• _SHORT PROBLEM_: Pick out every line holding the string "Case" and copy it.

+++ THE RECORDS

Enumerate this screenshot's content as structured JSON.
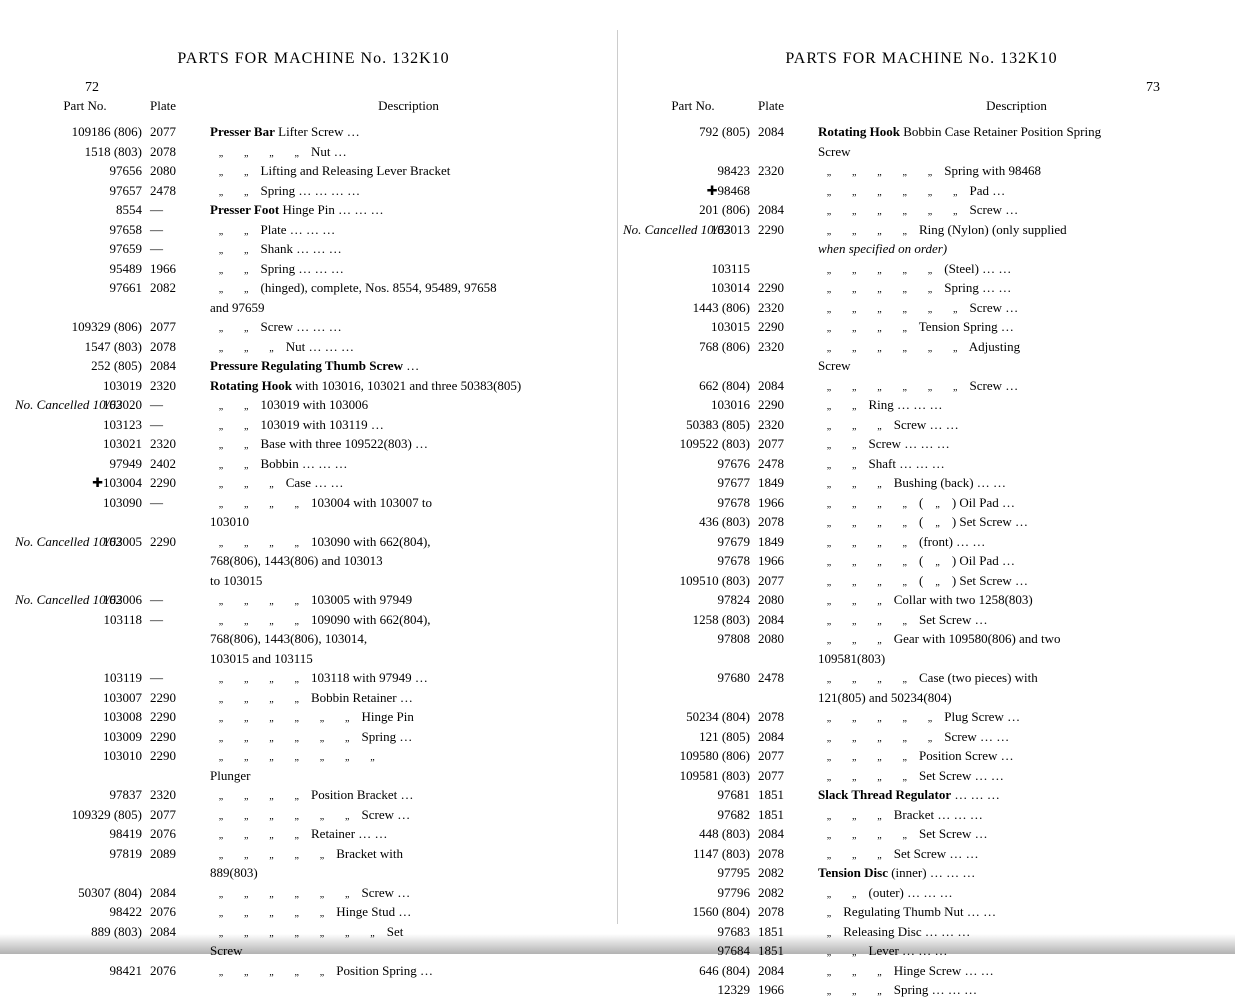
{
  "left_page": {
    "page_number": "72",
    "title": "PARTS FOR MACHINE No. 132K10",
    "headers": {
      "col1": "Part No.",
      "col2": "Plate",
      "col3": "Description"
    },
    "rows": [
      {
        "part": "109186 (806)",
        "plate": "2077",
        "desc": "Presser Bar Lifter Screw …",
        "bold_start": "Presser Bar"
      },
      {
        "part": "1518 (803)",
        "plate": "2078",
        "desc": "\"    \"    \"    \"    Nut   …"
      },
      {
        "part": "97656",
        "plate": "2080",
        "desc": "\"    \"    Lifting and Releasing Lever Bracket"
      },
      {
        "part": "97657",
        "plate": "2478",
        "desc": "\"    \"    Spring   …   …   …   …"
      },
      {
        "part": "",
        "plate": "",
        "desc": ""
      },
      {
        "part": "8554",
        "plate": "—",
        "desc": "Presser Foot Hinge Pin   …   …   …",
        "bold_start": "Presser Foot"
      },
      {
        "part": "97658",
        "plate": "—",
        "desc": "\"    \"    Plate   …   …   …"
      },
      {
        "part": "97659",
        "plate": "—",
        "desc": "\"    \"    Shank   …   …   …"
      },
      {
        "part": "95489",
        "plate": "1966",
        "desc": "\"    \"    Spring   …   …   …"
      },
      {
        "part": "97661",
        "plate": "2082",
        "desc": "\"    \"    (hinged), complete, Nos. 8554, 95489, 97658"
      },
      {
        "part": "",
        "plate": "",
        "desc": "                                                  and 97659"
      },
      {
        "part": "109329 (806)",
        "plate": "2077",
        "desc": "\"    \"    Screw   …   …   …"
      },
      {
        "part": "1547 (803)",
        "plate": "2078",
        "desc": "\"    \"    \"    Nut   …   …   …"
      },
      {
        "part": "",
        "plate": "",
        "desc": ""
      },
      {
        "part": "252 (805)",
        "plate": "2084",
        "desc": "Pressure Regulating Thumb Screw   …",
        "bold_start": "Pressure Regulating Thumb Screw"
      },
      {
        "part": "",
        "plate": "",
        "desc": ""
      },
      {
        "part": "103019",
        "plate": "2320",
        "desc": "Rotating Hook with 103016, 103021 and three 50383(805)",
        "bold_start": "Rotating Hook"
      },
      {
        "part": "103020",
        "plate": "—",
        "desc": "\"    \"    103019 with 103006",
        "hand": "No. Cancelled 10/62"
      },
      {
        "part": "103123",
        "plate": "—",
        "desc": "\"    \"    103019 with 103119   …"
      },
      {
        "part": "103021",
        "plate": "2320",
        "desc": "\"    \"    Base with three 109522(803)   …"
      },
      {
        "part": "97949",
        "plate": "2402",
        "desc": "\"    \"    Bobbin   …   …   …"
      },
      {
        "part": "✚103004",
        "plate": "2290",
        "desc": "\"    \"    \"    Case   …   …"
      },
      {
        "part": "103090",
        "plate": "—",
        "desc": "\"    \"    \"    \"    103004 with 103007 to"
      },
      {
        "part": "",
        "plate": "",
        "desc": "                                                  103010"
      },
      {
        "part": "103005",
        "plate": "2290",
        "desc": "\"    \"    \"    \"    103090 with 662(804),",
        "hand": "No. Cancelled 10/62"
      },
      {
        "part": "",
        "plate": "",
        "desc": "                              768(806), 1443(806) and 103013"
      },
      {
        "part": "",
        "plate": "",
        "desc": "                                                  to 103015"
      },
      {
        "part": "103006",
        "plate": "—",
        "desc": "\"    \"    \"    \"    103005 with 97949",
        "hand": "No. Cancelled 10/62"
      },
      {
        "part": "103118",
        "plate": "—",
        "desc": "\"    \"    \"    \"    109090 with 662(804),"
      },
      {
        "part": "",
        "plate": "",
        "desc": "                              768(806), 1443(806), 103014,"
      },
      {
        "part": "",
        "plate": "",
        "desc": "                              103015 and 103115"
      },
      {
        "part": "103119",
        "plate": "—",
        "desc": "\"    \"    \"    \"    103118 with 97949   …"
      },
      {
        "part": "103007",
        "plate": "2290",
        "desc": "\"    \"    \"    \"    Bobbin Retainer   …"
      },
      {
        "part": "103008",
        "plate": "2290",
        "desc": "\"    \"    \"    \"    \"    \"    Hinge Pin"
      },
      {
        "part": "103009",
        "plate": "2290",
        "desc": "\"    \"    \"    \"    \"    \"    Spring …"
      },
      {
        "part": "103010",
        "plate": "2290",
        "desc": "\"    \"    \"    \"    \"    \"    \""
      },
      {
        "part": "",
        "plate": "",
        "desc": "                                                  Plunger"
      },
      {
        "part": "97837",
        "plate": "2320",
        "desc": "\"    \"    \"    \"    Position Bracket   …"
      },
      {
        "part": "109329 (805)",
        "plate": "2077",
        "desc": "\"    \"    \"    \"    \"    \"    Screw …"
      },
      {
        "part": "98419",
        "plate": "2076",
        "desc": "\"    \"    \"    \"    Retainer   …   …"
      },
      {
        "part": "97819",
        "plate": "2089",
        "desc": "\"    \"    \"    \"    \"    Bracket with"
      },
      {
        "part": "",
        "plate": "",
        "desc": "                                                  889(803)"
      },
      {
        "part": "50307 (804)",
        "plate": "2084",
        "desc": "\"    \"    \"    \"    \"    \"    Screw …"
      },
      {
        "part": "98422",
        "plate": "2076",
        "desc": "\"    \"    \"    \"    \"    Hinge Stud   …"
      },
      {
        "part": "889 (803)",
        "plate": "2084",
        "desc": "\"    \"    \"    \"    \"    \"    \"    Set"
      },
      {
        "part": "",
        "plate": "",
        "desc": "                                                  Screw"
      },
      {
        "part": "98421",
        "plate": "2076",
        "desc": "\"    \"    \"    \"    \"    Position Spring …"
      }
    ]
  },
  "right_page": {
    "page_number": "73",
    "title": "PARTS FOR MACHINE No. 132K10",
    "headers": {
      "col1": "Part No.",
      "col2": "Plate",
      "col3": "Description"
    },
    "rows": [
      {
        "part": "792 (805)",
        "plate": "2084",
        "desc": "Rotating Hook Bobbin Case Retainer Position Spring",
        "bold_start": "Rotating Hook"
      },
      {
        "part": "",
        "plate": "",
        "desc": "                                                  Screw"
      },
      {
        "part": "98423",
        "plate": "2320",
        "desc": "\"    \"    \"    \"    \"    Spring with 98468"
      },
      {
        "part": "✚98468",
        "plate": "",
        "desc": "\"    \"    \"    \"    \"    \"    Pad   …"
      },
      {
        "part": "201 (806)",
        "plate": "2084",
        "desc": "\"    \"    \"    \"    \"    \"    Screw …"
      },
      {
        "part": "103013",
        "plate": "2290",
        "desc": "\"    \"    \"    \"    Ring (Nylon) (only supplied",
        "hand": "No. Cancelled 10/62"
      },
      {
        "part": "",
        "plate": "",
        "desc": "                                    when specified on order)",
        "italic": true
      },
      {
        "part": "103115",
        "plate": "",
        "desc": "\"    \"    \"    \"    \"    (Steel)    …   …"
      },
      {
        "part": "103014",
        "plate": "2290",
        "desc": "\"    \"    \"    \"    \"    Spring   …   …"
      },
      {
        "part": "1443 (806)",
        "plate": "2320",
        "desc": "\"    \"    \"    \"    \"    \"    Screw …"
      },
      {
        "part": "103015",
        "plate": "2290",
        "desc": "\"    \"    \"    \"    Tension Spring   …"
      },
      {
        "part": "768 (806)",
        "plate": "2320",
        "desc": "\"    \"    \"    \"    \"    \"    Adjusting"
      },
      {
        "part": "",
        "plate": "",
        "desc": "                                                  Screw"
      },
      {
        "part": "662 (804)",
        "plate": "2084",
        "desc": "\"    \"    \"    \"    \"    \"    Screw …"
      },
      {
        "part": "103016",
        "plate": "2290",
        "desc": "\"    \"    Ring   …   …   …"
      },
      {
        "part": "50383 (805)",
        "plate": "2320",
        "desc": "\"    \"    \"    Screw   …   …"
      },
      {
        "part": "109522 (803)",
        "plate": "2077",
        "desc": "\"    \"    Screw   …   …   …"
      },
      {
        "part": "97676",
        "plate": "2478",
        "desc": "\"    \"    Shaft   …   …   …"
      },
      {
        "part": "97677",
        "plate": "1849",
        "desc": "\"    \"    \"    Bushing (back)   …   …"
      },
      {
        "part": "97678",
        "plate": "1966",
        "desc": "\"    \"    \"    \"    ( \" ) Oil Pad   …"
      },
      {
        "part": "436 (803)",
        "plate": "2078",
        "desc": "\"    \"    \"    \"    ( \" ) Set Screw …"
      },
      {
        "part": "97679",
        "plate": "1849",
        "desc": "\"    \"    \"    \"    (front)   …   …"
      },
      {
        "part": "97678",
        "plate": "1966",
        "desc": "\"    \"    \"    \"    ( \" ) Oil Pad   …"
      },
      {
        "part": "109510 (803)",
        "plate": "2077",
        "desc": "\"    \"    \"    \"    ( \" ) Set Screw …"
      },
      {
        "part": "97824",
        "plate": "2080",
        "desc": "\"    \"    \"    Collar with two 1258(803)"
      },
      {
        "part": "1258 (803)",
        "plate": "2084",
        "desc": "\"    \"    \"    \"    Set Screw   …"
      },
      {
        "part": "97808",
        "plate": "2080",
        "desc": "\"    \"    \"    Gear with 109580(806) and two"
      },
      {
        "part": "",
        "plate": "",
        "desc": "                                                  109581(803)"
      },
      {
        "part": "97680",
        "plate": "2478",
        "desc": "\"    \"    \"    \"    Case (two pieces) with"
      },
      {
        "part": "",
        "plate": "",
        "desc": "                                    121(805) and 50234(804)"
      },
      {
        "part": "50234 (804)",
        "plate": "2078",
        "desc": "\"    \"    \"    \"    \"    Plug Screw …"
      },
      {
        "part": "121 (805)",
        "plate": "2084",
        "desc": "\"    \"    \"    \"    \"    Screw   …   …"
      },
      {
        "part": "109580 (806)",
        "plate": "2077",
        "desc": "\"    \"    \"    \"    Position Screw   …"
      },
      {
        "part": "109581 (803)",
        "plate": "2077",
        "desc": "\"    \"    \"    \"    Set Screw   …   …"
      },
      {
        "part": "",
        "plate": "",
        "desc": ""
      },
      {
        "part": "97681",
        "plate": "1851",
        "desc": "Slack Thread Regulator   …   …   …",
        "bold_start": "Slack Thread Regulator"
      },
      {
        "part": "97682",
        "plate": "1851",
        "desc": "\"    \"    \"    Bracket   …   …   …"
      },
      {
        "part": "448 (803)",
        "plate": "2084",
        "desc": "\"    \"    \"    \"    Set Screw   …"
      },
      {
        "part": "1147 (803)",
        "plate": "2078",
        "desc": "\"    \"    \"    Set Screw   …   …"
      },
      {
        "part": "",
        "plate": "",
        "desc": ""
      },
      {
        "part": "97795",
        "plate": "2082",
        "desc": "Tension Disc (inner)   …   …   …",
        "bold_start": "Tension Disc"
      },
      {
        "part": "97796",
        "plate": "2082",
        "desc": "\"    \"    (outer)   …   …   …"
      },
      {
        "part": "1560 (804)",
        "plate": "2078",
        "desc": "\"    Regulating Thumb Nut   …   …"
      },
      {
        "part": "97683",
        "plate": "1851",
        "desc": "\"    Releasing Disc   …   …   …"
      },
      {
        "part": "97684",
        "plate": "1851",
        "desc": "\"    \"    Lever   …   …   …"
      },
      {
        "part": "646 (804)",
        "plate": "2084",
        "desc": "\"    \"    \"    Hinge Screw   …   …"
      },
      {
        "part": "12329",
        "plate": "1966",
        "desc": "\"    \"    \"    Spring   …   …   …"
      }
    ]
  }
}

++++++

• _COMPLETED EXERCISE_:
        "desc": "\"    \"    \"    Case   …   …"
        "desc": "Rotating Hook Bobbin Case Retainer Position Spring",
        "desc": "\"    \"    \"    \"    Case (two pieces) with"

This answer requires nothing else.